═════ Data lines

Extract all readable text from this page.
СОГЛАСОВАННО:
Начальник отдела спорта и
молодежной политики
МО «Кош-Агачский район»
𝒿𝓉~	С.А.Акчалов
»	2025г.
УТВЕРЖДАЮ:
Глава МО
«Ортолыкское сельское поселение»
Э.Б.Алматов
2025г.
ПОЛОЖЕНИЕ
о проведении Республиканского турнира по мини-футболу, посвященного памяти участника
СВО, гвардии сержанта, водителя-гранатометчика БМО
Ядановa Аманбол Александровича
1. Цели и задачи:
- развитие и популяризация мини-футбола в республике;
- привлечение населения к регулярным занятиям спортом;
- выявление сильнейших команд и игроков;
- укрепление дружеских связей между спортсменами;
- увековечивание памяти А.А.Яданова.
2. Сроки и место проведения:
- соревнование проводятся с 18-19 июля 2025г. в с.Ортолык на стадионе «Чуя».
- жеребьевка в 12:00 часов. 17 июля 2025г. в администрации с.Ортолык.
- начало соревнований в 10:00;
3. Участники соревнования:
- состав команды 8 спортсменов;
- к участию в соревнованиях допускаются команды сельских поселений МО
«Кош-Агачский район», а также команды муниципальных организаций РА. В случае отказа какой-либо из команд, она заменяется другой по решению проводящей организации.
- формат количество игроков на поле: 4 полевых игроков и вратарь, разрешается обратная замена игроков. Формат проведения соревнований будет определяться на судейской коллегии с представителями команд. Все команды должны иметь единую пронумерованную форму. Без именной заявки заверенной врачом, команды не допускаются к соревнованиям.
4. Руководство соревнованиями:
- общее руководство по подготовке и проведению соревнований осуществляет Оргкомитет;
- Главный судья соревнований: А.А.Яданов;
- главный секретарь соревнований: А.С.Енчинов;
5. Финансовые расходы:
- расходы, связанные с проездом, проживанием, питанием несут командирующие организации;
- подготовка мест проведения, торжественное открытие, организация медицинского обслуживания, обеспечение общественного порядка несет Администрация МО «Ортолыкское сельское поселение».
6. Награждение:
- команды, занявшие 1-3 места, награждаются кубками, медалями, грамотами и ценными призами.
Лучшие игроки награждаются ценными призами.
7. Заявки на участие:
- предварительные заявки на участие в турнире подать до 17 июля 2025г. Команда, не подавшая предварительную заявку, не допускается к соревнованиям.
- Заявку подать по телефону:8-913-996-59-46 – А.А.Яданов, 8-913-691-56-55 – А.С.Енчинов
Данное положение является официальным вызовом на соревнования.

══════════
═════ Data lines

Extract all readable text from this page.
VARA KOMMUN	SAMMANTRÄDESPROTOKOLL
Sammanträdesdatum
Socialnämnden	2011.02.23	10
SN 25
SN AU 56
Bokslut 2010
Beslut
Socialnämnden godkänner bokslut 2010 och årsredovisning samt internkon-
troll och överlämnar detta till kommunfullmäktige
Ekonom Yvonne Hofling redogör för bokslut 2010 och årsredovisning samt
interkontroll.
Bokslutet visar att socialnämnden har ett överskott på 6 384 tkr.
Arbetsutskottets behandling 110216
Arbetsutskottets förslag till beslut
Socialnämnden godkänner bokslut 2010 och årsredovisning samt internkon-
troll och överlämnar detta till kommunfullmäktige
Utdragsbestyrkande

══════════
═════ Data lines

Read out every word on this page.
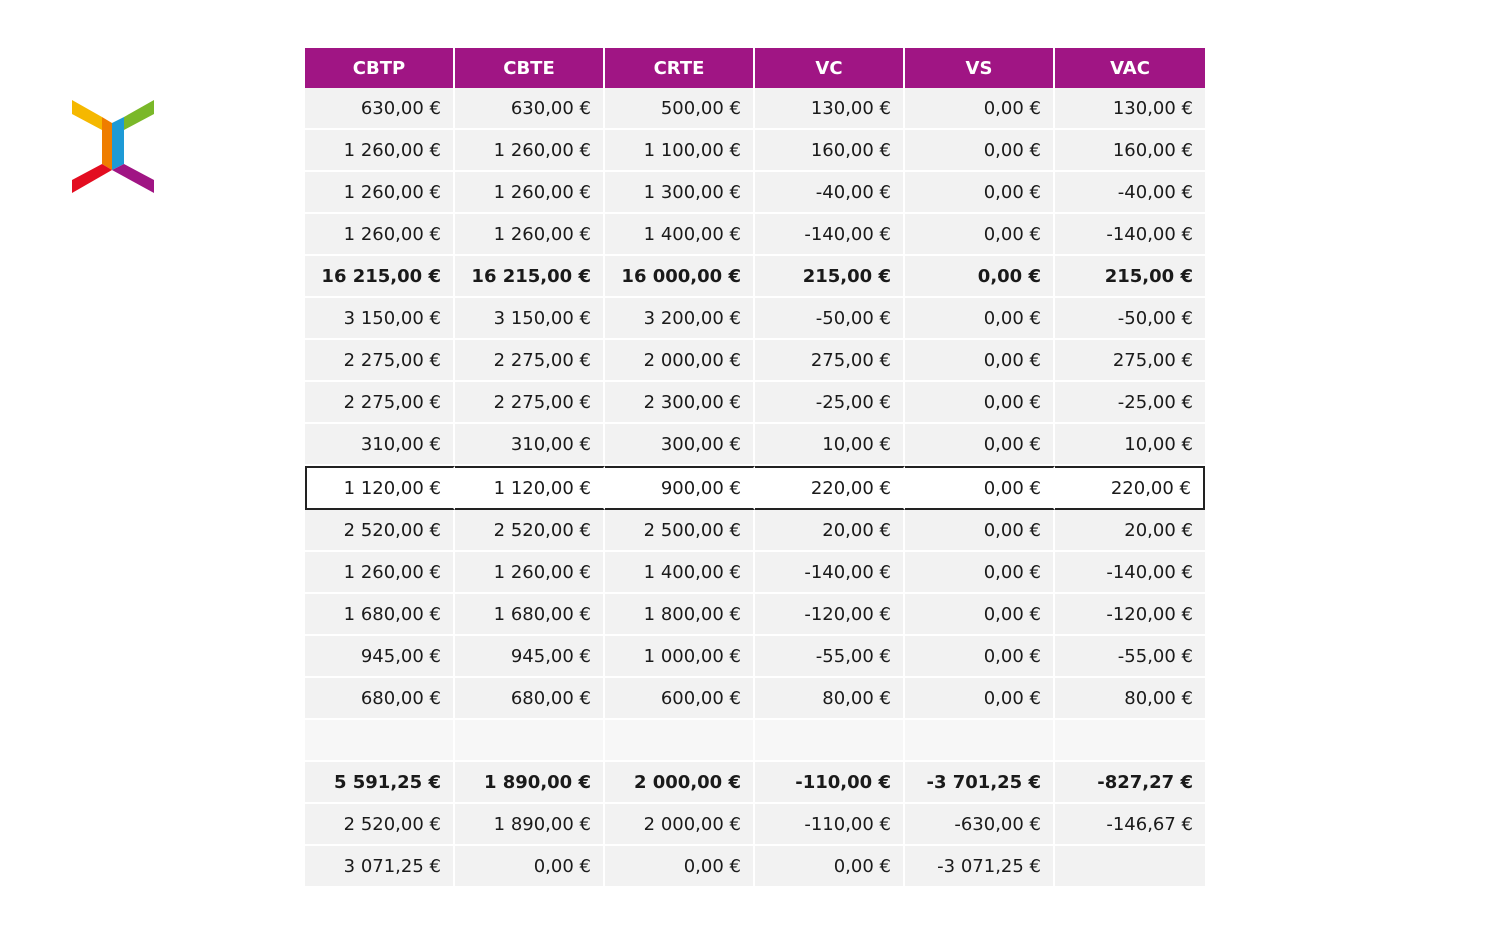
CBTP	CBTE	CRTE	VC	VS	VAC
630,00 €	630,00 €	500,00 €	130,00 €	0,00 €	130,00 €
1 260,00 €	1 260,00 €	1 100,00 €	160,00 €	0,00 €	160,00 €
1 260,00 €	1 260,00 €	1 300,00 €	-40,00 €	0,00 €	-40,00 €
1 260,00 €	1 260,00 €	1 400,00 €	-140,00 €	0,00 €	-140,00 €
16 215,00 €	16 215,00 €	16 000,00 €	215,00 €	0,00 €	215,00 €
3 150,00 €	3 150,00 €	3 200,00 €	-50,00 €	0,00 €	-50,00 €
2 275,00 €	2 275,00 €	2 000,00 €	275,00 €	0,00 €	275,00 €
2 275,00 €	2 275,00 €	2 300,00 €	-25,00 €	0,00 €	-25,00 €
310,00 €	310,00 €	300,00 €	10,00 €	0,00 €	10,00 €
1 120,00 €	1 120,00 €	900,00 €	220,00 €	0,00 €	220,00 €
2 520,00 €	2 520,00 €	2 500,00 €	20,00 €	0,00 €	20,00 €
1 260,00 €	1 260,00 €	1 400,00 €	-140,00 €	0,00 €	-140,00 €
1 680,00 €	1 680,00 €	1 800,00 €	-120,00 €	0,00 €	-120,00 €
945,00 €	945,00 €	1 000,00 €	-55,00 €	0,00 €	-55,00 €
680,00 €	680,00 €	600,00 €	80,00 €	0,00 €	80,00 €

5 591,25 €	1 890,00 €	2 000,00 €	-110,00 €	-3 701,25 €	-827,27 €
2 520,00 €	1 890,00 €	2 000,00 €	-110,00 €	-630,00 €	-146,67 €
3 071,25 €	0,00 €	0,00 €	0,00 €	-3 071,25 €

══════════

Select all lines with the word "игроков" from the entries above.

• Solution to the exercise
- выявление сильнейших команд и игроков;
- формат количество игроков на поле: 4 полевых игроков и вратарь, разрешается обратная замена игроков. Формат проведения соревнований будет определяться на судейской коллегии с представителями команд. Все команды должны иметь единую пронумерованную форму. Без именной заявки заверенной врачом, команды не допускаются к соревнованиям.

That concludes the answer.